# Source material
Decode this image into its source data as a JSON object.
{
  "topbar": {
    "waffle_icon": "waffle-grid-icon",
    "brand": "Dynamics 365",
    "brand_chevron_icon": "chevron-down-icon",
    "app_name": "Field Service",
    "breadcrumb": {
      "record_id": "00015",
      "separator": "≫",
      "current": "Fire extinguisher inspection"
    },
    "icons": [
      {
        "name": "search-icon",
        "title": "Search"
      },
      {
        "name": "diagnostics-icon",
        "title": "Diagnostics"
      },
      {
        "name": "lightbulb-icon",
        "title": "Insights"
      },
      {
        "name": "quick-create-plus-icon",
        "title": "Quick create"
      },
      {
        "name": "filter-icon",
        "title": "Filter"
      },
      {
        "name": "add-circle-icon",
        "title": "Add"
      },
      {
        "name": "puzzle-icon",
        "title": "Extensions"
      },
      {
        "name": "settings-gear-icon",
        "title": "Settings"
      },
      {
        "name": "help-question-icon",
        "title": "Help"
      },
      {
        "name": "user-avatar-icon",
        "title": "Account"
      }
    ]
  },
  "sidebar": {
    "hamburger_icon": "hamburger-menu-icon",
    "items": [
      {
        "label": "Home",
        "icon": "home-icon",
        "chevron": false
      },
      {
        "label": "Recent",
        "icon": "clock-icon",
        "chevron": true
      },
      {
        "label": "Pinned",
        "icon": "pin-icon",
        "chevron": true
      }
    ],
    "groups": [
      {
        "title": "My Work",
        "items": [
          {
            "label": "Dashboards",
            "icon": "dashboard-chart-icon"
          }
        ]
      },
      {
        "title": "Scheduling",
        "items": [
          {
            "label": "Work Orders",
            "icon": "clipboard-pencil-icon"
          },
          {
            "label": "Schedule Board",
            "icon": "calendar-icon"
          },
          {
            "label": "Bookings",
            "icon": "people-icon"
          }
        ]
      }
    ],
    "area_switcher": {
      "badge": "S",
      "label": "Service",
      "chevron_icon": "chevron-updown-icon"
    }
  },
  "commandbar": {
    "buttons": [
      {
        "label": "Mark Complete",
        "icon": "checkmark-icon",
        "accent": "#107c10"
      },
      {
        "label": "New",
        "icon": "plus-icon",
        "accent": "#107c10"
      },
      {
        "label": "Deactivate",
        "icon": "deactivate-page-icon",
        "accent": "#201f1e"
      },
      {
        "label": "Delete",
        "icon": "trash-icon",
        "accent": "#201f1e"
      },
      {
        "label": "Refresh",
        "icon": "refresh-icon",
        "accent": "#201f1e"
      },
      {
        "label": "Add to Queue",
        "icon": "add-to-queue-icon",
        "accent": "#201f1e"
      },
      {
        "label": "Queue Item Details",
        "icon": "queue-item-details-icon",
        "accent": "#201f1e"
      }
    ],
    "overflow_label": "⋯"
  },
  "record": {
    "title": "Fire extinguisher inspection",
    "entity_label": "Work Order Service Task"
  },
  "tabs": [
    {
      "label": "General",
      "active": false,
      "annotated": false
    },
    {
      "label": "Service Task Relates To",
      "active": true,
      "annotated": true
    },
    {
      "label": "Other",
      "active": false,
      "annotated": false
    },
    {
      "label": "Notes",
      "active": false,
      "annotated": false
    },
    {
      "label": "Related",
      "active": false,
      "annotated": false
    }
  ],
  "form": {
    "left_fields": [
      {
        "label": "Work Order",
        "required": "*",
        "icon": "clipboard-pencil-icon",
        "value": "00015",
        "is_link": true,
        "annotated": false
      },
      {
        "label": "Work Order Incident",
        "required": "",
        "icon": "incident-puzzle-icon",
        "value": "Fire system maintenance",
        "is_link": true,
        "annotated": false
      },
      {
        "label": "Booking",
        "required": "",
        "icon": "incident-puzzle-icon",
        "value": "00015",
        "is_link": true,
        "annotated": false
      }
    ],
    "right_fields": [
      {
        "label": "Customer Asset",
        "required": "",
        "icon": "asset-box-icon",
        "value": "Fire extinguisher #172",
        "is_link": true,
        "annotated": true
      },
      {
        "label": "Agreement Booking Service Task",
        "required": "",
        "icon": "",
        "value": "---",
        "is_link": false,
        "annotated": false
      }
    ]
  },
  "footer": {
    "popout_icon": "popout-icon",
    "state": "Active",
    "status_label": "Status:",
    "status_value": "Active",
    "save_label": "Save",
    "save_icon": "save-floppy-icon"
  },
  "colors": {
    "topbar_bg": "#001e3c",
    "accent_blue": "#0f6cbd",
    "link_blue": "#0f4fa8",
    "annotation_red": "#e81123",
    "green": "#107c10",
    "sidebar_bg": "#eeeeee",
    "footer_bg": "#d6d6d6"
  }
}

# Exercise requirements
Copy each line above that contains the word "Service".

# Exercise output
    "app_name": "Field Service",
      "label": "Service",
    "entity_label": "Work Order Service Task"
      "label": "Service Task Relates To",
        "label": "Agreement Booking Service Task",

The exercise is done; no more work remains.